**ARBEITSAUFTRAG A**
Gib aus dem Text über Krankenhausinvestitionen den Teil wieder, dessen Anfang die Worte „Im Fokus stehen“ enthält und der mit „erhebliche Effizienzpotenziale bringen.“ schließt, und tausche dabei „Telemedizin“ gegen „Fernbehandlung“ aus.
**ARBEITSAUFTRAG B**
Fasse im Text über Krankenhausinvestitionen den Absatz, der mit „Im Fokus stehen 2021“ beginnt, in knappen Stichpunkten zusammen, sodass seine wesentlichen Fakten erhalten bleiben.

── TEXT ZUR PRÜFUNG

Vor diesen Herausforderungen stehen Krankenhäuser

Investitionsschwerpunkte verschieben sich

Während der Pandemie wird der Balance-Akt zwischen Krise und Regelbetrieb im Vordergrund stehen. Modernisierungen, beispielsweise von Patientenzimmern oder neue Bauprojekte werden zurückhaltender getätigt.

Im Fokus stehen 2021 Investitionen in Digitalisierungsprojekte: Mit dem Zukunftsprogramm für Krankenhäuser werden Fördermittel i. H. v. 3 Mrd. Euro (zzgl. Ko-Finanzierung) zur Verfügung gestellt. Bis zum Jahresende müssen die Landesbehörden die Bedarfsanmeldungen beim Bundesamt für Soziale Sicherung melden. Die Antragsformulare finden Sie hier.
 

Neben der Modernisierung von Notfallambulanzen werden Investitionen dann in die digitale Infrastruktur erfolgen: Patientendatenmanagement, digitaler Datentausch mit anderen Gesundheitseinrichtungen oder Telemedizin werden perspektivisch erhebliche Effizienzpotenziale bringen.

────
── INFORMATIONEN

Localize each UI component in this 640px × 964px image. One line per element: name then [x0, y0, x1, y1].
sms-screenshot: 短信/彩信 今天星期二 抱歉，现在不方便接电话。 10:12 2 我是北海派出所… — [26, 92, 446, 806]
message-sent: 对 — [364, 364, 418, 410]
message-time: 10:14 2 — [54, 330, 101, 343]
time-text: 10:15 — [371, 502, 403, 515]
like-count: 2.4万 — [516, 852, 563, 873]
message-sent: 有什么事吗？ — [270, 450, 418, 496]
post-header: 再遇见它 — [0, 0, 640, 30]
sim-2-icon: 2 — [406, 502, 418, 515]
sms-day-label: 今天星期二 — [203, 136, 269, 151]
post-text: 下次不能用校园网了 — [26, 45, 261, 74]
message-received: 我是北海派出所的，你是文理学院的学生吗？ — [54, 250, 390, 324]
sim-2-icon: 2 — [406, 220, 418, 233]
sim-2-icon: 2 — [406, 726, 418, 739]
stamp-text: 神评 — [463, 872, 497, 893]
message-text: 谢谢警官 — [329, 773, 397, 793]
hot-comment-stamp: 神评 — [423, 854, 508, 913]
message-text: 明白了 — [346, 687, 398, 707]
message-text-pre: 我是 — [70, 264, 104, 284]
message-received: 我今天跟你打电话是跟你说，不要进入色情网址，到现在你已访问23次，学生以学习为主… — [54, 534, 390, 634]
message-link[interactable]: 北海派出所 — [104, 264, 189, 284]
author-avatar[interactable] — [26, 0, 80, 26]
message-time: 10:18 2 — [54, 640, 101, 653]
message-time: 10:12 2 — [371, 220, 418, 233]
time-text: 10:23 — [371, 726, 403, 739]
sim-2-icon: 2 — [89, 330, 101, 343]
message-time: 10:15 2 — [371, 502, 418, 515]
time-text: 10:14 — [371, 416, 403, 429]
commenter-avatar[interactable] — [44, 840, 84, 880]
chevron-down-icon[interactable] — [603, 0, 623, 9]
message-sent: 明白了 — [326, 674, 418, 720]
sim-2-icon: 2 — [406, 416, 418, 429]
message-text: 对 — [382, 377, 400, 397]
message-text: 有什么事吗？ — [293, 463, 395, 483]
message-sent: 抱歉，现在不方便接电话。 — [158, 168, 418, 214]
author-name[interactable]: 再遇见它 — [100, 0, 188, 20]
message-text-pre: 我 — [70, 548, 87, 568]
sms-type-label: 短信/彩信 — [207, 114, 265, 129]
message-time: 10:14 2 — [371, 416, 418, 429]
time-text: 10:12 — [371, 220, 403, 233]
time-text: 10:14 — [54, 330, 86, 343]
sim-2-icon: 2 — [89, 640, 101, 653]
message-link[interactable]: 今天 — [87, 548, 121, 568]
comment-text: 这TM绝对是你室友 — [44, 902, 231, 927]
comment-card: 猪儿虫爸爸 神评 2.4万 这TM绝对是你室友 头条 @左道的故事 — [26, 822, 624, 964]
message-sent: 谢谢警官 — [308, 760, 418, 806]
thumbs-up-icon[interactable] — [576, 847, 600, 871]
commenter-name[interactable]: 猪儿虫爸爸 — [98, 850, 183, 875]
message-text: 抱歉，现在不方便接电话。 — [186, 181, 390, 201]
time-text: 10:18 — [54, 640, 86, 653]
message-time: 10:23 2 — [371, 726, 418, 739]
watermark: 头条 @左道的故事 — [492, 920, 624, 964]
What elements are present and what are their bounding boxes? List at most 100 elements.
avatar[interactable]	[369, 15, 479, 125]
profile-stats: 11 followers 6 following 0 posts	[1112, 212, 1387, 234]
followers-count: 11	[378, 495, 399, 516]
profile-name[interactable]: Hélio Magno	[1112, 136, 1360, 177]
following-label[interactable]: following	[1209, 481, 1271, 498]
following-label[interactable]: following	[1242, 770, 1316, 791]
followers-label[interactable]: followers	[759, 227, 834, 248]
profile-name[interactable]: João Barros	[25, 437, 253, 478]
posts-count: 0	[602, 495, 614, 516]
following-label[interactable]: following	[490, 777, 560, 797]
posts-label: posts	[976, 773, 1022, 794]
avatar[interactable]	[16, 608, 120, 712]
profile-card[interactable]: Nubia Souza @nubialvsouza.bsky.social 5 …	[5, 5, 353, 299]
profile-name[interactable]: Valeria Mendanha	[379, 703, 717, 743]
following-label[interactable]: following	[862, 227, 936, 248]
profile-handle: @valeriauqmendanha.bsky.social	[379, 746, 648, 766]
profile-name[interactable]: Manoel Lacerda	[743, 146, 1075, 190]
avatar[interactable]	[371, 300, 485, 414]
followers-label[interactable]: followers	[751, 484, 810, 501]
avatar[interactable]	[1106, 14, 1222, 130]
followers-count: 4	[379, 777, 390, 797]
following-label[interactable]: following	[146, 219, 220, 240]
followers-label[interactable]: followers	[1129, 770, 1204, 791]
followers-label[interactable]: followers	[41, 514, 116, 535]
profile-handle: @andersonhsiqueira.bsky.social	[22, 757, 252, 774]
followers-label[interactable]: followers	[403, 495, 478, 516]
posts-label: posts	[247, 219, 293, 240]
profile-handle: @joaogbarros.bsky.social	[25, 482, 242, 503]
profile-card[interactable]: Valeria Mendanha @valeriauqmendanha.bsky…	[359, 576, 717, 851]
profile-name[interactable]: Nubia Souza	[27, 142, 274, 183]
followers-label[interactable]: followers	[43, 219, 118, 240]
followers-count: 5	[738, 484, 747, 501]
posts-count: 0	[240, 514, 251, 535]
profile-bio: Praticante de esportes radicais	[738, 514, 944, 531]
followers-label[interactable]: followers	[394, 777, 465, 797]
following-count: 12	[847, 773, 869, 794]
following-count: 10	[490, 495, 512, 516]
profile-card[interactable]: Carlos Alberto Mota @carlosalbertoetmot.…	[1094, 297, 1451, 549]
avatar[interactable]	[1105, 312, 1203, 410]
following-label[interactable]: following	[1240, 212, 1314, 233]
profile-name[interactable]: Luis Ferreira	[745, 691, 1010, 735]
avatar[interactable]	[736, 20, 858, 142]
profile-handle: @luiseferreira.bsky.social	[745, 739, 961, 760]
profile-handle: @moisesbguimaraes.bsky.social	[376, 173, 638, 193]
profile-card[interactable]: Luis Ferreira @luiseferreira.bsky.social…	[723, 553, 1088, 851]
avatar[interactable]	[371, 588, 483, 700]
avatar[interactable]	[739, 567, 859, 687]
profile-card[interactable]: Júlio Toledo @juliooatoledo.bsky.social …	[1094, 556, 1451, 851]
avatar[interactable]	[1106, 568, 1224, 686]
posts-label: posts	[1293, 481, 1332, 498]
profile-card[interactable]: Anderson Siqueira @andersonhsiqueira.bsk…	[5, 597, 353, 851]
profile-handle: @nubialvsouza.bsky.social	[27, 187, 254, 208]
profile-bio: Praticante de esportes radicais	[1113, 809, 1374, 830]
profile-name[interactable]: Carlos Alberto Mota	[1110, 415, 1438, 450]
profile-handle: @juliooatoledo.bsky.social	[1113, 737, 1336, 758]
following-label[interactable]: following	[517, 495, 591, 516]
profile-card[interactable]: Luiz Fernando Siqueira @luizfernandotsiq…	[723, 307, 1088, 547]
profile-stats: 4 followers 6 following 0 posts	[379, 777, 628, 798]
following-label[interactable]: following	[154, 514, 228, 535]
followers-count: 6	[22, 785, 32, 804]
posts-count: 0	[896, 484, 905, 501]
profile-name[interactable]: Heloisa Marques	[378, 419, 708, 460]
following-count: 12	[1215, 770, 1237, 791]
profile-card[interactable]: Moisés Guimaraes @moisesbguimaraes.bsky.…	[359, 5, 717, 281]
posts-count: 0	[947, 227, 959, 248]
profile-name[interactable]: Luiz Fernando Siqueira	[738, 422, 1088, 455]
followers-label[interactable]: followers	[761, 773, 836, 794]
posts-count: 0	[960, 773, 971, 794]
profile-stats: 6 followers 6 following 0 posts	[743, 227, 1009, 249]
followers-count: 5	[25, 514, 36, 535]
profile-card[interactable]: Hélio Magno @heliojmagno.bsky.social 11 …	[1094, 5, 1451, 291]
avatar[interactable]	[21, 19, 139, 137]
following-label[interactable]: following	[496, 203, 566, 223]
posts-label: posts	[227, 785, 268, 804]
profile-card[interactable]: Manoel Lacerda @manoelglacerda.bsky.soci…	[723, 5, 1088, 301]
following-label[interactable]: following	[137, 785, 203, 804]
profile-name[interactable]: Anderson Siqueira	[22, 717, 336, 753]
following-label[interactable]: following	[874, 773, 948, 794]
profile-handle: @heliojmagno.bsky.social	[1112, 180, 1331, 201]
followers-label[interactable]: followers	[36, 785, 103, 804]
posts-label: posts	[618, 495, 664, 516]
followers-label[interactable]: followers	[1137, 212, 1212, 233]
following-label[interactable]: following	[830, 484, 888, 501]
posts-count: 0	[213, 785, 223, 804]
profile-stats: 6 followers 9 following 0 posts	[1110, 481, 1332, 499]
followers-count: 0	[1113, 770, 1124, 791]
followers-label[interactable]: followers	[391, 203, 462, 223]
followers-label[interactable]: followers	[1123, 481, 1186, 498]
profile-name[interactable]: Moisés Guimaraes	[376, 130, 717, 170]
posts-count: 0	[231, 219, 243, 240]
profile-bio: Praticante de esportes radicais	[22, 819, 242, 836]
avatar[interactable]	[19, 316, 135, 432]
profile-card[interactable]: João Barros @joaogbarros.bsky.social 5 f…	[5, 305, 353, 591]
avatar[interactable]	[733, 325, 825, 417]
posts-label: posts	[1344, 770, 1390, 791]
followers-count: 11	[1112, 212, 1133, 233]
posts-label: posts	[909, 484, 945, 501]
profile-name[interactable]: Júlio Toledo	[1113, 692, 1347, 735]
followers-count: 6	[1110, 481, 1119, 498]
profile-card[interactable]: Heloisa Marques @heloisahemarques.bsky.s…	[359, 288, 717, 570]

────

**DEINE LÖSUNG A**
Im Fokus stehen 2021 Investitionen in Digitalisierungsprojekte: Mit dem Zukunftsprogramm für Krankenhäuser werden Fördermittel i. H. v. 3 Mrd. Euro (zzgl. Ko-Finanzierung) zur Verfügung gestellt. Bis zum Jahresende müssen die Landesbehörden die Bedarfsanmeldungen beim Bundesamt für Soziale Sicherung melden. Die Antragsformulare finden Sie hier.
 

Neben der Modernisierung von Notfallambulanzen werden Investitionen dann in die digitale Infrastruktur erfolgen: Patientendatenmanagement, digitaler Datentausch mit anderen Gesundheitseinrichtungen oder Fernbehandlung werden perspektivisch erhebliche Effizienzpotenziale bringen.

**DEINE LÖSUNG B**
- Schwerpunkt 2021: Investitionen in Digitalisierungsprojekte
- Zukunftsprogramm für Krankenhäuser: Fördermittel von 3 Mrd. Euro (zzgl. Ko-Finanzierung)
- Bis Jahresende melden die Landesbehörden die Bedarfsanmeldungen beim Bundesamt für Soziale Sicherung